Input material:
......
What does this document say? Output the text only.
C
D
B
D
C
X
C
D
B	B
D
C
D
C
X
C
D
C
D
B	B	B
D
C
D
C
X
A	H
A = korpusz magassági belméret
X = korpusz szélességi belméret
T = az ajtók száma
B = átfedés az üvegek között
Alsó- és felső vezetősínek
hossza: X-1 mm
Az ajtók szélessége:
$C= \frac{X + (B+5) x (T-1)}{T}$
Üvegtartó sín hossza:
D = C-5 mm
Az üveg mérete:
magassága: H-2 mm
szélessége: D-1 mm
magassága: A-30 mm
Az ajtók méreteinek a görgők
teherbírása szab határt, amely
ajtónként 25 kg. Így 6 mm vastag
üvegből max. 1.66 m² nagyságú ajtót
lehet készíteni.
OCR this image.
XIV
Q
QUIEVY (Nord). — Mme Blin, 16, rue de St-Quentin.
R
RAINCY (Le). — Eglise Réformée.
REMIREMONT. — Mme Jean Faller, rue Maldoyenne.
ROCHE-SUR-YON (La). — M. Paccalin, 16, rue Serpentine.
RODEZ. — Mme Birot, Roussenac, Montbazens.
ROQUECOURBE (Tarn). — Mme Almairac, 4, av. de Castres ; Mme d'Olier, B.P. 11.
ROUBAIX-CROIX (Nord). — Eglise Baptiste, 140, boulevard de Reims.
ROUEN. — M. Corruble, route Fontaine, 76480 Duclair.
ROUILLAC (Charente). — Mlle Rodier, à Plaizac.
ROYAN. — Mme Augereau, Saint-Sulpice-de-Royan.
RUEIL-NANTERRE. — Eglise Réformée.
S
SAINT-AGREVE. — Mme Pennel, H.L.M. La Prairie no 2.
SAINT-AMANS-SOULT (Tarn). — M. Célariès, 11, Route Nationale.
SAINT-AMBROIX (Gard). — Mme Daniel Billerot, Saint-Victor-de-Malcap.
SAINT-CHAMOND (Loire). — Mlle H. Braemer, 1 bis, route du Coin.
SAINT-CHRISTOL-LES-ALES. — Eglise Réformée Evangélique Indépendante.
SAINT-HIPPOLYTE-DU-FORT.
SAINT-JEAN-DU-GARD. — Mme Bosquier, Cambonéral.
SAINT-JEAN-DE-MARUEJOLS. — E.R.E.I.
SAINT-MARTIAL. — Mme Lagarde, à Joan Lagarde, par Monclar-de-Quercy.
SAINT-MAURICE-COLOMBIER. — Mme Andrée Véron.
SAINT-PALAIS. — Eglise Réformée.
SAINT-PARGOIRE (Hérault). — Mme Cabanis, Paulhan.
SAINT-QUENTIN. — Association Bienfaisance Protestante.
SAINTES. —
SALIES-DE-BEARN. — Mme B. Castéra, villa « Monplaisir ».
......
What is required: Each entry above is to be printed again exactly.

Answer below:
What does this document say? Output the text only.
C
D
B
D
C
X
C
D
B	B
D
C
D
C
X
C
D
C
D
B	B	B
D
C
D
C
X
A	H
A = korpusz magassági belméret
X = korpusz szélességi belméret
T = az ajtók száma
B = átfedés az üvegek között
Alsó- és felső vezetősínek
hossza: X-1 mm
Az ajtók szélessége:
$C= \frac{X + (B+5) x (T-1)}{T}$
Üvegtartó sín hossza:
D = C-5 mm
Az üveg mérete:
magassága: H-2 mm
szélessége: D-1 mm
magassága: A-30 mm
Az ajtók méreteinek a görgők
teherbírása szab határt, amely
ajtónként 25 kg. Így 6 mm vastag
üvegből max. 1.66 m² nagyságú ajtót
lehet készíteni.
OCR this image.
XIV
Q
QUIEVY (Nord). — Mme Blin, 16, rue de St-Quentin.
R
RAINCY (Le). — Eglise Réformée.
REMIREMONT. — Mme Jean Faller, rue Maldoyenne.
ROCHE-SUR-YON (La). — M. Paccalin, 16, rue Serpentine.
RODEZ. — Mme Birot, Roussenac, Montbazens.
ROQUECOURBE (Tarn). — Mme Almairac, 4, av. de Castres ; Mme d'Olier, B.P. 11.
ROUBAIX-CROIX (Nord). — Eglise Baptiste, 140, boulevard de Reims.
ROUEN. — M. Corruble, route Fontaine, 76480 Duclair.
ROUILLAC (Charente). — Mlle Rodier, à Plaizac.
ROYAN. — Mme Augereau, Saint-Sulpice-de-Royan.
RUEIL-NANTERRE. — Eglise Réformée.
S
SAINT-AGREVE. — Mme Pennel, H.L.M. La Prairie no 2.
SAINT-AMANS-SOULT (Tarn). — M. Célariès, 11, Route Nationale.
SAINT-AMBROIX (Gard). — Mme Daniel Billerot, Saint-Victor-de-Malcap.
SAINT-CHAMOND (Loire). — Mlle H. Braemer, 1 bis, route du Coin.
SAINT-CHRISTOL-LES-ALES. — Eglise Réformée Evangélique Indépendante.
SAINT-HIPPOLYTE-DU-FORT.
SAINT-JEAN-DU-GARD. — Mme Bosquier, Cambonéral.
SAINT-JEAN-DE-MARUEJOLS. — E.R.E.I.
SAINT-MARTIAL. — Mme Lagarde, à Joan Lagarde, par Monclar-de-Quercy.
SAINT-MAURICE-COLOMBIER. — Mme Andrée Véron.
SAINT-PALAIS. — Eglise Réformée.
SAINT-PARGOIRE (Hérault). — Mme Cabanis, Paulhan.
SAINT-QUENTIN. — Association Bienfaisance Protestante.
SAINTES. —
SALIES-DE-BEARN. — Mme B. Castéra, villa « Monplaisir ».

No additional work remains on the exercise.